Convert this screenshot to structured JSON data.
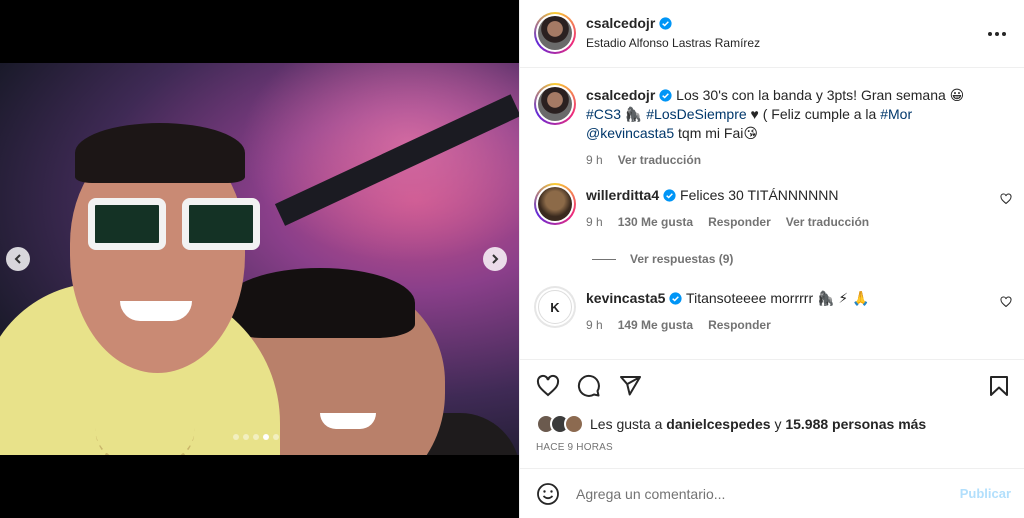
{
  "post": {
    "username": "csalcedojr",
    "location": "Estadio Alfonso Lastras Ramírez",
    "more_icon": "more-horizontal-icon",
    "slides": 5,
    "active_slide": 4
  },
  "caption": {
    "username": "csalcedojr",
    "text_1": "Los 30's con la banda y 3pts! Gran semana 😀",
    "tag_1": "#CS3",
    "emoji_1": "🦍",
    "tag_2": "#LosDeSiempre",
    "text_2": "♥ ( Feliz cumple a la",
    "tag_3": "#Mor",
    "mention": "@kevincasta5",
    "text_3": "tqm mi Fai😘",
    "time": "9 h",
    "translate": "Ver traducción"
  },
  "comments": [
    {
      "username": "willerditta4",
      "text": "Felices 30 TITÁNNNNNN",
      "time": "9 h",
      "likes": "130 Me gusta",
      "reply": "Responder",
      "translate": "Ver traducción",
      "replies": "Ver respuestas (9)"
    },
    {
      "username": "kevincasta5",
      "avatar_text": "K",
      "text": "Titansoteeee morrrrr 🦍 ⚡ 🙏",
      "time": "9 h",
      "likes": "149 Me gusta",
      "reply": "Responder"
    }
  ],
  "likes": {
    "prefix": "Les gusta a",
    "user": "danielcespedes",
    "connector": "y",
    "count": "15.988 personas más"
  },
  "timestamp": "HACE 9 HORAS",
  "comment_box": {
    "placeholder": "Agrega un comentario...",
    "publish": "Publicar"
  },
  "colors": {
    "link": "#00376b",
    "verified": "#0095f6",
    "muted": "#737373",
    "publish_disabled": "#b2dffc"
  }
}
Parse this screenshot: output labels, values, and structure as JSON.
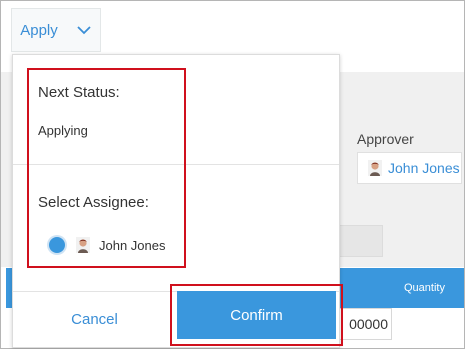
{
  "toolbar": {
    "apply_label": "Apply"
  },
  "background": {
    "approver_label": "Approver",
    "approver_name": "John Jones",
    "table_header_quantity": "Quantity",
    "cell_value": "00000"
  },
  "dropdown": {
    "next_status_label": "Next Status:",
    "next_status_value": "Applying",
    "select_assignee_label": "Select Assignee:",
    "assignee_name": "John Jones",
    "assignee_selected": true,
    "cancel_label": "Cancel",
    "confirm_label": "Confirm"
  },
  "colors": {
    "accent": "#3a97dd",
    "link": "#3a8ed6",
    "highlight": "#d0101d"
  },
  "icons": {
    "apply_chevron": "chevron-down-icon",
    "avatar": "user-avatar"
  }
}
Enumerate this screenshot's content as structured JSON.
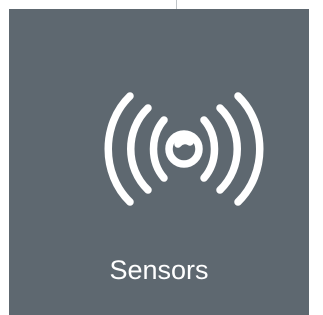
{
  "tile": {
    "label": "Sensors",
    "icon": "sensor-waves-icon",
    "background_color": "#5e6870",
    "foreground_color": "#ffffff"
  }
}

What to do:
Above are records to transcribe exactly; leave their pictures out.

Solution for this problem:
Convert this screenshot to structured JSON data.
{
  "post": {
    "username": "csalcedojr",
    "location": "Estadio Alfonso Lastras Ramírez",
    "more_icon": "more-horizontal-icon",
    "slides": 5,
    "active_slide": 4
  },
  "caption": {
    "username": "csalcedojr",
    "text_1": "Los 30's con la banda y 3pts! Gran semana 😀",
    "tag_1": "#CS3",
    "emoji_1": "🦍",
    "tag_2": "#LosDeSiempre",
    "text_2": "♥ ( Feliz cumple a la",
    "tag_3": "#Mor",
    "mention": "@kevincasta5",
    "text_3": "tqm mi Fai😘",
    "time": "9 h",
    "translate": "Ver traducción"
  },
  "comments": [
    {
      "username": "willerditta4",
      "text": "Felices 30 TITÁNNNNNN",
      "time": "9 h",
      "likes": "130 Me gusta",
      "reply": "Responder",
      "translate": "Ver traducción",
      "replies": "Ver respuestas (9)"
    },
    {
      "username": "kevincasta5",
      "avatar_text": "K",
      "text": "Titansoteeee morrrrr 🦍 ⚡ 🙏",
      "time": "9 h",
      "likes": "149 Me gusta",
      "reply": "Responder"
    }
  ],
  "likes": {
    "prefix": "Les gusta a",
    "user": "danielcespedes",
    "connector": "y",
    "count": "15.988 personas más"
  },
  "timestamp": "HACE 9 HORAS",
  "comment_box": {
    "placeholder": "Agrega un comentario...",
    "publish": "Publicar"
  },
  "colors": {
    "link": "#00376b",
    "verified": "#0095f6",
    "muted": "#737373",
    "publish_disabled": "#b2dffc"
  }
}
Parse this screenshot: output labels, values, and structure as JSON.
{
  "toolbar": {
    "apply_label": "Apply"
  },
  "background": {
    "approver_label": "Approver",
    "approver_name": "John Jones",
    "table_header_quantity": "Quantity",
    "cell_value": "00000"
  },
  "dropdown": {
    "next_status_label": "Next Status:",
    "next_status_value": "Applying",
    "select_assignee_label": "Select Assignee:",
    "assignee_name": "John Jones",
    "assignee_selected": true,
    "cancel_label": "Cancel",
    "confirm_label": "Confirm"
  },
  "colors": {
    "accent": "#3a97dd",
    "link": "#3a8ed6",
    "highlight": "#d0101d"
  },
  "icons": {
    "apply_chevron": "chevron-down-icon",
    "avatar": "user-avatar"
  }
}
Enumerate this screenshot's content as structured JSON.
{
  "tile": {
    "label": "Sensors",
    "icon": "sensor-waves-icon",
    "background_color": "#5e6870",
    "foreground_color": "#ffffff"
  }
}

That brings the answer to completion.